Work to do. The records should be written out in full, with nothing altered.
* Start Data supplied *
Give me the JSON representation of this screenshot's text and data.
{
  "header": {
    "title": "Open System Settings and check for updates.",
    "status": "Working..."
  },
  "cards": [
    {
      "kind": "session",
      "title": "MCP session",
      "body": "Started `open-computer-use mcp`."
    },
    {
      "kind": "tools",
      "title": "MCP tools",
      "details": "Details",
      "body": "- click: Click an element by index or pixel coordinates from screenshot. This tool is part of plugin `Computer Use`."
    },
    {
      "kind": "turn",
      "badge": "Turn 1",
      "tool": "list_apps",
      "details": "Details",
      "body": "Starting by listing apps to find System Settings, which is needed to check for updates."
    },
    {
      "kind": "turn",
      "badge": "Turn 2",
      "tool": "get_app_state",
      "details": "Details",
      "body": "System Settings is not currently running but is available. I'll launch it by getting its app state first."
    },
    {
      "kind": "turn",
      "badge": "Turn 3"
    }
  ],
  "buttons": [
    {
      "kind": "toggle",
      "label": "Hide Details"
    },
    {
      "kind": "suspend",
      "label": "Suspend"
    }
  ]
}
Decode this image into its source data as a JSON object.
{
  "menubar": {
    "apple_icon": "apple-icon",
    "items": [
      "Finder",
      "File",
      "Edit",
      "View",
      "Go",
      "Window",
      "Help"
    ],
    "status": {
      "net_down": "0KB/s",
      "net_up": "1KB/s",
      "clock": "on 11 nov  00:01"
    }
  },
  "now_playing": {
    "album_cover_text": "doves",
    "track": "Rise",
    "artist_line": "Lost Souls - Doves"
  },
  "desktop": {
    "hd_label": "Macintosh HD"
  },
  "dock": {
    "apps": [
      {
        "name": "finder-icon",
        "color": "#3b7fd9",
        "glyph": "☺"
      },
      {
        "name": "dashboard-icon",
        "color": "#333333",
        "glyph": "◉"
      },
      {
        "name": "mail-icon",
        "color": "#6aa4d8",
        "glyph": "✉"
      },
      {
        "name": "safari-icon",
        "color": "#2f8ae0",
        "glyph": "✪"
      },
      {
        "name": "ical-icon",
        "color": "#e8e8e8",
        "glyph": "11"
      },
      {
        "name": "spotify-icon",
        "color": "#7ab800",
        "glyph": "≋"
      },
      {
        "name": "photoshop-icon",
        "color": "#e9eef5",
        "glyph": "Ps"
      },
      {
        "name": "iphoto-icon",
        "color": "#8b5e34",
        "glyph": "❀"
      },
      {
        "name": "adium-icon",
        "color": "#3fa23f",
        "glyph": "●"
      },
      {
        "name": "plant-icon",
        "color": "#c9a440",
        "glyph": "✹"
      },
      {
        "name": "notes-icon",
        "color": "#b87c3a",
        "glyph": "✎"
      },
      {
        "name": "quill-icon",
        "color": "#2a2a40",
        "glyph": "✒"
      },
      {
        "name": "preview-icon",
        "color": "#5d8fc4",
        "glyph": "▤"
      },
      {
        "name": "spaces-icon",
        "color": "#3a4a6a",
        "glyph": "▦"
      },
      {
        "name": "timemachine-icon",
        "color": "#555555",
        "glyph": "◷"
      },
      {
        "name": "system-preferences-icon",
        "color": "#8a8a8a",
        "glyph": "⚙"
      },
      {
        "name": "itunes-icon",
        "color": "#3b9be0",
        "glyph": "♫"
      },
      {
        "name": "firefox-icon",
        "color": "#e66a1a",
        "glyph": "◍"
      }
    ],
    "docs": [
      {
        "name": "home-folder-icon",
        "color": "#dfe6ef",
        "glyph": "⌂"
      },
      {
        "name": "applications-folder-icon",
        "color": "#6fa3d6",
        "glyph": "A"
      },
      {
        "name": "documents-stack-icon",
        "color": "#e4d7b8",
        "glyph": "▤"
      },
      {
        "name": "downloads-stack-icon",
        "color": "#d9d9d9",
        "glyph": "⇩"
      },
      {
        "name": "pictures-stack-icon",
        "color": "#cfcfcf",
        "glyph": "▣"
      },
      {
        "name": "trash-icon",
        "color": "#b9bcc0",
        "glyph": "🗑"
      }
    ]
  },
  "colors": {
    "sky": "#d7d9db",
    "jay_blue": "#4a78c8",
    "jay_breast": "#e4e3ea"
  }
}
* End Data supplied *
Correct output.
Give me the JSON representation of this screenshot's text and data.
{
  "header": {
    "title": "Open System Settings and check for updates.",
    "status": "Working..."
  },
  "cards": [
    {
      "kind": "session",
      "title": "MCP session",
      "body": "Started `open-computer-use mcp`."
    },
    {
      "kind": "tools",
      "title": "MCP tools",
      "details": "Details",
      "body": "- click: Click an element by index or pixel coordinates from screenshot. This tool is part of plugin `Computer Use`."
    },
    {
      "kind": "turn",
      "badge": "Turn 1",
      "tool": "list_apps",
      "details": "Details",
      "body": "Starting by listing apps to find System Settings, which is needed to check for updates."
    },
    {
      "kind": "turn",
      "badge": "Turn 2",
      "tool": "get_app_state",
      "details": "Details",
      "body": "System Settings is not currently running but is available. I'll launch it by getting its app state first."
    },
    {
      "kind": "turn",
      "badge": "Turn 3"
    }
  ],
  "buttons": [
    {
      "kind": "toggle",
      "label": "Hide Details"
    },
    {
      "kind": "suspend",
      "label": "Suspend"
    }
  ]
}
Decode this image into its source data as a JSON object.
{
  "menubar": {
    "apple_icon": "apple-icon",
    "items": [
      "Finder",
      "File",
      "Edit",
      "View",
      "Go",
      "Window",
      "Help"
    ],
    "status": {
      "net_down": "0KB/s",
      "net_up": "1KB/s",
      "clock": "on 11 nov  00:01"
    }
  },
  "now_playing": {
    "album_cover_text": "doves",
    "track": "Rise",
    "artist_line": "Lost Souls - Doves"
  },
  "desktop": {
    "hd_label": "Macintosh HD"
  },
  "dock": {
    "apps": [
      {
        "name": "finder-icon",
        "color": "#3b7fd9",
        "glyph": "☺"
      },
      {
        "name": "dashboard-icon",
        "color": "#333333",
        "glyph": "◉"
      },
      {
        "name": "mail-icon",
        "color": "#6aa4d8",
        "glyph": "✉"
      },
      {
        "name": "safari-icon",
        "color": "#2f8ae0",
        "glyph": "✪"
      },
      {
        "name": "ical-icon",
        "color": "#e8e8e8",
        "glyph": "11"
      },
      {
        "name": "spotify-icon",
        "color": "#7ab800",
        "glyph": "≋"
      },
      {
        "name": "photoshop-icon",
        "color": "#e9eef5",
        "glyph": "Ps"
      },
      {
        "name": "iphoto-icon",
        "color": "#8b5e34",
        "glyph": "❀"
      },
      {
        "name": "adium-icon",
        "color": "#3fa23f",
        "glyph": "●"
      },
      {
        "name": "plant-icon",
        "color": "#c9a440",
        "glyph": "✹"
      },
      {
        "name": "notes-icon",
        "color": "#b87c3a",
        "glyph": "✎"
      },
      {
        "name": "quill-icon",
        "color": "#2a2a40",
        "glyph": "✒"
      },
      {
        "name": "preview-icon",
        "color": "#5d8fc4",
        "glyph": "▤"
      },
      {
        "name": "spaces-icon",
        "color": "#3a4a6a",
        "glyph": "▦"
      },
      {
        "name": "timemachine-icon",
        "color": "#555555",
        "glyph": "◷"
      },
      {
        "name": "system-preferences-icon",
        "color": "#8a8a8a",
        "glyph": "⚙"
      },
      {
        "name": "itunes-icon",
        "color": "#3b9be0",
        "glyph": "♫"
      },
      {
        "name": "firefox-icon",
        "color": "#e66a1a",
        "glyph": "◍"
      }
    ],
    "docs": [
      {
        "name": "home-folder-icon",
        "color": "#dfe6ef",
        "glyph": "⌂"
      },
      {
        "name": "applications-folder-icon",
        "color": "#6fa3d6",
        "glyph": "A"
      },
      {
        "name": "documents-stack-icon",
        "color": "#e4d7b8",
        "glyph": "▤"
      },
      {
        "name": "downloads-stack-icon",
        "color": "#d9d9d9",
        "glyph": "⇩"
      },
      {
        "name": "pictures-stack-icon",
        "color": "#cfcfcf",
        "glyph": "▣"
      },
      {
        "name": "trash-icon",
        "color": "#b9bcc0",
        "glyph": "🗑"
      }
    ]
  },
  "colors": {
    "sky": "#d7d9db",
    "jay_blue": "#4a78c8",
    "jay_breast": "#e4e3ea"
  }
}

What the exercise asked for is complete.